>>>
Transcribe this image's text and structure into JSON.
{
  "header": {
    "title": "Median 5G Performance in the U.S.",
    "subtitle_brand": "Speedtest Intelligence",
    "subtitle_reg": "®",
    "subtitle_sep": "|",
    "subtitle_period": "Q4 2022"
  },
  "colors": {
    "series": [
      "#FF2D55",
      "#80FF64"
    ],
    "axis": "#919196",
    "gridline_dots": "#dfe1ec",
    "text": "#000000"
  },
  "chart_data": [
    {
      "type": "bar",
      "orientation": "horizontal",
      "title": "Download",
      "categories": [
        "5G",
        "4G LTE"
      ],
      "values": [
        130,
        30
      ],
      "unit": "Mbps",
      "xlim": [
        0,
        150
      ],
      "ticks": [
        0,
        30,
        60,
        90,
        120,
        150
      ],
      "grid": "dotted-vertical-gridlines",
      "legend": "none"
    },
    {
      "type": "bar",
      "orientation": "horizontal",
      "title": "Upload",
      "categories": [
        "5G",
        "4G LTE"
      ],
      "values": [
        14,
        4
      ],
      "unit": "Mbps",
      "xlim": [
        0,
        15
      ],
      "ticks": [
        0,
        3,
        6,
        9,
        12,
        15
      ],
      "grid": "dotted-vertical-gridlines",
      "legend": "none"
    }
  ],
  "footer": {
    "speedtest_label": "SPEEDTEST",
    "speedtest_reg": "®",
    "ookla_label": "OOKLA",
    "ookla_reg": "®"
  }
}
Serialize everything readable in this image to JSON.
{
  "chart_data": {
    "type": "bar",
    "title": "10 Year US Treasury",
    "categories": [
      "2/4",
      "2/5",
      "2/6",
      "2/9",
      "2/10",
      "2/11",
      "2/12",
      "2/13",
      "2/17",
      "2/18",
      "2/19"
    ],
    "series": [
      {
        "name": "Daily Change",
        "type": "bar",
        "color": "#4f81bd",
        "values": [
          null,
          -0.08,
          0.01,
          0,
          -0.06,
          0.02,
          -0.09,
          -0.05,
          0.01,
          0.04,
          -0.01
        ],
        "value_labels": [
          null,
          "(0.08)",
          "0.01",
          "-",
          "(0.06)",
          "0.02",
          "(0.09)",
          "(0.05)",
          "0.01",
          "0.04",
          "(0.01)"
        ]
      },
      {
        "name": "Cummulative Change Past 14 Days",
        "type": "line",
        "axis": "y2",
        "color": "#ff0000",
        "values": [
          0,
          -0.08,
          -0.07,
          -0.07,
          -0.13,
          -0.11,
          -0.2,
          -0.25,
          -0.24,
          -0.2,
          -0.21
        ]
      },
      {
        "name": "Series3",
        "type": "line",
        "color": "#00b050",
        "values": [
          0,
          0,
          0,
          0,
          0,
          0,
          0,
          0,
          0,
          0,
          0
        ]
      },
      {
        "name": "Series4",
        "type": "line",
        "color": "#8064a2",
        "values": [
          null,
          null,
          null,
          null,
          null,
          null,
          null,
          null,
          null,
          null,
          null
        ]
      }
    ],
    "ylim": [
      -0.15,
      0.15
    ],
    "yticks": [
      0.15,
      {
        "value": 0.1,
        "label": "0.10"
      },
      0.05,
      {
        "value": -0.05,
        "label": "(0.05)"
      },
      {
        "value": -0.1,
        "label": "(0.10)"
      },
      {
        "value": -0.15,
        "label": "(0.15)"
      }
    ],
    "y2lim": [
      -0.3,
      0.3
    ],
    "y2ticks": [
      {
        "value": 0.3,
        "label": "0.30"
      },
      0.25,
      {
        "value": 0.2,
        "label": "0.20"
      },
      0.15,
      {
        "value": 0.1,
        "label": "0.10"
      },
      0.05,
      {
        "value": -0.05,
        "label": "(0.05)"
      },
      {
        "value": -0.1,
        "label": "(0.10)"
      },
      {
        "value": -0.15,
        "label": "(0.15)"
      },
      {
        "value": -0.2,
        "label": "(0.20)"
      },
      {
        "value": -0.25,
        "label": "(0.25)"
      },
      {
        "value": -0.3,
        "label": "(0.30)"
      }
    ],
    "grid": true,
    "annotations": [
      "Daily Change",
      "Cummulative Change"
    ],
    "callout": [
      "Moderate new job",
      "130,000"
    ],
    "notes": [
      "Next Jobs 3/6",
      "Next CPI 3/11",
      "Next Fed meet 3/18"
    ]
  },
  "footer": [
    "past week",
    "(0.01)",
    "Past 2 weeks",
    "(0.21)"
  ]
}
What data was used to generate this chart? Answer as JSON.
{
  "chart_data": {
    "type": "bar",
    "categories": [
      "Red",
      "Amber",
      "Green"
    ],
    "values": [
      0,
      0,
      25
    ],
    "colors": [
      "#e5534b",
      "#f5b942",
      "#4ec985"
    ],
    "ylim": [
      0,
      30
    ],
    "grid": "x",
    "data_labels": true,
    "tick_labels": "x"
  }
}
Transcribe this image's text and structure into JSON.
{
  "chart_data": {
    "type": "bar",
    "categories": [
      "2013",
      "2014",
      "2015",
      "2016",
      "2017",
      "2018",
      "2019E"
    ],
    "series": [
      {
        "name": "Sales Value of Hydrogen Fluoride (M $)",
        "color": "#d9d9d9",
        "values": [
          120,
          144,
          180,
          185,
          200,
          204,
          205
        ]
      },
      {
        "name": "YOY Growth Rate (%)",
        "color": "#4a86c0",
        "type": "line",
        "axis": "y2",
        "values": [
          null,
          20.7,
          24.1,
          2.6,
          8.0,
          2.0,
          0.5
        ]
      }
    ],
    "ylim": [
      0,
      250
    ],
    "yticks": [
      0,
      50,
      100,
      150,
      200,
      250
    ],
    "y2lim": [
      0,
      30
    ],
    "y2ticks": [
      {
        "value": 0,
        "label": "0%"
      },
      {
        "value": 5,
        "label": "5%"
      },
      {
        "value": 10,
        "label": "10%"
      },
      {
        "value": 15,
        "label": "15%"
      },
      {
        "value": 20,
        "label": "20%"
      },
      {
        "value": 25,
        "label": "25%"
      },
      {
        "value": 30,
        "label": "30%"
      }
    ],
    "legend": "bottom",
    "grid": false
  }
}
<<<
▸ **THE TASK**
Tell how many lines hold the string "JSON", giving the number and nothing else.

▸ **SOLUTION BELOW**
4